- [Instructions to follow]: Everything in the listing should be restated word for word.

______________________________

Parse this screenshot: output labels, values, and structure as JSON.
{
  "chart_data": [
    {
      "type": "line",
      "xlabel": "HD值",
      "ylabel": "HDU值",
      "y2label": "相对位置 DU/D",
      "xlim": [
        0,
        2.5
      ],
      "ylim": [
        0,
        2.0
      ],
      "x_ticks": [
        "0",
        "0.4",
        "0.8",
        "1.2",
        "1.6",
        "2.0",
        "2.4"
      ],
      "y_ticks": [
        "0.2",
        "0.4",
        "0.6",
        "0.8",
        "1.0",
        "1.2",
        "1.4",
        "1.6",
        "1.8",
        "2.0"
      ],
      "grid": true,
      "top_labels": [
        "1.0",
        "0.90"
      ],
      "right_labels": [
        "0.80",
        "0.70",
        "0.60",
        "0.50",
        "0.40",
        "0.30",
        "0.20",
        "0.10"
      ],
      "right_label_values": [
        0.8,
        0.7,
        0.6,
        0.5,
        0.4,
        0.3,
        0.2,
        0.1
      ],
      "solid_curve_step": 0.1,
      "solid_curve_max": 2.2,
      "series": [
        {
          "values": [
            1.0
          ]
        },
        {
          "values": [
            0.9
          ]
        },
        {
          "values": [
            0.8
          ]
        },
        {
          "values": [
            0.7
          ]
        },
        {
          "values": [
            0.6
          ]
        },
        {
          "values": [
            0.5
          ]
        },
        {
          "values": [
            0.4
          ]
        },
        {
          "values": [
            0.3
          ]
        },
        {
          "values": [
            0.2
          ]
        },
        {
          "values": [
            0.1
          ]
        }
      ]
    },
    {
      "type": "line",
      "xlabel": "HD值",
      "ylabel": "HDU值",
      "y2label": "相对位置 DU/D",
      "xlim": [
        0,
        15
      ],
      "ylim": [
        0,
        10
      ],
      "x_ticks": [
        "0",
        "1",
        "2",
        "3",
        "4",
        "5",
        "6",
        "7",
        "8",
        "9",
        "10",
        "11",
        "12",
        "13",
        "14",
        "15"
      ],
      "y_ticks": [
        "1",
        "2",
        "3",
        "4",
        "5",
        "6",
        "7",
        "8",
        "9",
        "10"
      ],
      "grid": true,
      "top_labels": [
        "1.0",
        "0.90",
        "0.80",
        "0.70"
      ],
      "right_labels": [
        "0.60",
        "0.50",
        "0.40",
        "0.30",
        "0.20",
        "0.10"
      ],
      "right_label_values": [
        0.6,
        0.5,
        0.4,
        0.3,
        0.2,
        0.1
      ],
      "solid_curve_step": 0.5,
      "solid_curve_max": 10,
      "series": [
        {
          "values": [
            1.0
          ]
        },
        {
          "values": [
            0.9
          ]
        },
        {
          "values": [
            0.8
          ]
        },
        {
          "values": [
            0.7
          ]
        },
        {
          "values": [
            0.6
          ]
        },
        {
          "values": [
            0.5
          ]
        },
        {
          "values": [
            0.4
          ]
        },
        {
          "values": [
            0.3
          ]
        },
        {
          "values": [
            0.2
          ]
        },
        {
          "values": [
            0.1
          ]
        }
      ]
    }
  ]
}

______________________________

- [Result of the exercise]:
Parse this screenshot: output labels, values, and structure as JSON.
{
  "chart_data": [
    {
      "type": "line",
      "xlabel": "HD值",
      "ylabel": "HDU值",
      "y2label": "相对位置 DU/D",
      "xlim": [
        0,
        2.5
      ],
      "ylim": [
        0,
        2.0
      ],
      "x_ticks": [
        "0",
        "0.4",
        "0.8",
        "1.2",
        "1.6",
        "2.0",
        "2.4"
      ],
      "y_ticks": [
        "0.2",
        "0.4",
        "0.6",
        "0.8",
        "1.0",
        "1.2",
        "1.4",
        "1.6",
        "1.8",
        "2.0"
      ],
      "grid": true,
      "top_labels": [
        "1.0",
        "0.90"
      ],
      "right_labels": [
        "0.80",
        "0.70",
        "0.60",
        "0.50",
        "0.40",
        "0.30",
        "0.20",
        "0.10"
      ],
      "right_label_values": [
        0.8,
        0.7,
        0.6,
        0.5,
        0.4,
        0.3,
        0.2,
        0.1
      ],
      "solid_curve_step": 0.1,
      "solid_curve_max": 2.2,
      "series": [
        {
          "values": [
            1.0
          ]
        },
        {
          "values": [
            0.9
          ]
        },
        {
          "values": [
            0.8
          ]
        },
        {
          "values": [
            0.7
          ]
        },
        {
          "values": [
            0.6
          ]
        },
        {
          "values": [
            0.5
          ]
        },
        {
          "values": [
            0.4
          ]
        },
        {
          "values": [
            0.3
          ]
        },
        {
          "values": [
            0.2
          ]
        },
        {
          "values": [
            0.1
          ]
        }
      ]
    },
    {
      "type": "line",
      "xlabel": "HD值",
      "ylabel": "HDU值",
      "y2label": "相对位置 DU/D",
      "xlim": [
        0,
        15
      ],
      "ylim": [
        0,
        10
      ],
      "x_ticks": [
        "0",
        "1",
        "2",
        "3",
        "4",
        "5",
        "6",
        "7",
        "8",
        "9",
        "10",
        "11",
        "12",
        "13",
        "14",
        "15"
      ],
      "y_ticks": [
        "1",
        "2",
        "3",
        "4",
        "5",
        "6",
        "7",
        "8",
        "9",
        "10"
      ],
      "grid": true,
      "top_labels": [
        "1.0",
        "0.90",
        "0.80",
        "0.70"
      ],
      "right_labels": [
        "0.60",
        "0.50",
        "0.40",
        "0.30",
        "0.20",
        "0.10"
      ],
      "right_label_values": [
        0.6,
        0.5,
        0.4,
        0.3,
        0.2,
        0.1
      ],
      "solid_curve_step": 0.5,
      "solid_curve_max": 10,
      "series": [
        {
          "values": [
            1.0
          ]
        },
        {
          "values": [
            0.9
          ]
        },
        {
          "values": [
            0.8
          ]
        },
        {
          "values": [
            0.7
          ]
        },
        {
          "values": [
            0.6
          ]
        },
        {
          "values": [
            0.5
          ]
        },
        {
          "values": [
            0.4
          ]
        },
        {
          "values": [
            0.3
          ]
        },
        {
          "values": [
            0.2
          ]
        },
        {
          "values": [
            0.1
          ]
        }
      ]
    }
  ]
}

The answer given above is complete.